**GIVEN TASK**
Select all lines in the records that include "population".

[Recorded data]
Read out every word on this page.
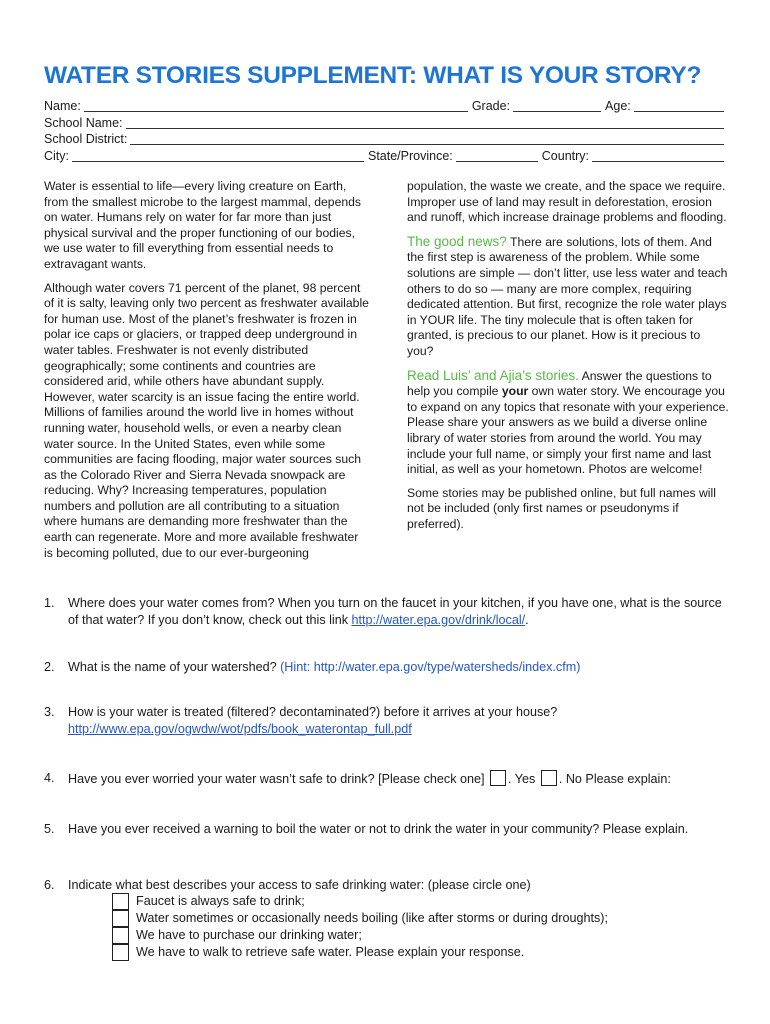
WATER STORIES SUPPLEMENT: WHAT IS YOUR STORY?
Name:	Grade:	Age:
School Name:
School District:
City:	State/Province:	Country:

Water is essential to life—every living creature on Earth, from the smallest microbe to the largest mammal, depends on water. Humans rely on water for far more than just physical survival and the proper functioning of our bodies, we use water to fill everything from essential needs to extravagant wants.

Although water covers 71 percent of the planet, 98 percent of it is salty, leaving only two percent as freshwater available for human use. Most of the planet’s freshwater is frozen in polar ice caps or glaciers, or trapped deep underground in water tables. Freshwater is not evenly distributed geographically; some continents and countries are considered arid, while others have abundant supply. However, water scarcity is an issue facing the entire world. Millions of families around the world live in homes without running water, household wells, or even a nearby clean water source. In the United States, even while some communities are facing flooding, major water sources such as the Colorado River and Sierra Nevada snowpack are reducing. Why? Increasing temperatures, population numbers and pollution are all contributing to a situation where humans are demanding more freshwater than the earth can regenerate. More and more available freshwater is becoming polluted, due to our ever-burgeoning

population, the waste we create, and the space we require. Improper use of land may result in deforestation, erosion and runoff, which increase drainage problems and flooding.

The good news? There are solutions, lots of them. And the first step is awareness of the problem. While some solutions are simple — don’t litter, use less water and teach others to do so — many are more complex, requiring dedicated attention. But first, recognize the role water plays in YOUR life. The tiny molecule that is often taken for granted, is precious to our planet. How is it precious to you?

Read Luis’ and Ajia’s stories. Answer the questions to help you compile your own water story. We encourage you to expand on any topics that resonate with your experience. Please share your answers as we build a diverse online library of water stories from around the world. You may include your full name, or simply your first name and last initial, as well as your hometown. Photos are welcome!

Some stories may be published online, but full names will not be included (only first names or pseudonyms if preferred).

1. Where does your water comes from? When you turn on the faucet in your kitchen, if you have one, what is the source of that water? If you don’t know, check out this link http://water.epa.gov/drink/local/.
2. What is the name of your watershed? (Hint: http://water.epa.gov/type/watersheds/index.cfm)
3. How is your water is treated (filtered? decontaminated?) before it arrives at your house?
http://www.epa.gov/ogwdw/wot/pdfs/book_waterontap_full.pdf
4. Have you ever worried your water wasn’t safe to drink? [Please check one] . Yes . No Please explain:
5. Have you ever received a warning to boil the water or not to drink the water in your community? Please explain.
6. Indicate what best describes your access to safe drinking water: (please circle one)
Faucet is always safe to drink;
Water sometimes or occasionally needs boiling (like after storms or during droughts);
We have to purchase our drinking water;
We have to walk to retrieve safe water. Please explain your response.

**TASK RESPONSE**
Although water covers 71 percent of the planet, 98 percent of it is salty, leaving only two percent as freshwater available for human use. Most of the planet’s freshwater is frozen in polar ice caps or glaciers, or trapped deep underground in water tables. Freshwater is not evenly distributed geographically; some continents and countries are considered arid, while others have abundant supply. However, water scarcity is an issue facing the entire world. Millions of families around the world live in homes without running water, household wells, or even a nearby clean water source. In the United States, even while some communities are facing flooding, major water sources such as the Colorado River and Sierra Nevada snowpack are reducing. Why? Increasing temperatures, population numbers and pollution are all contributing to a situation where humans are demanding more freshwater than the earth can regenerate. More and more available freshwater is becoming polluted, due to our ever-burgeoning
population, the waste we create, and the space we require. Improper use of land may result in deforestation, erosion and runoff, which increase drainage problems and flooding.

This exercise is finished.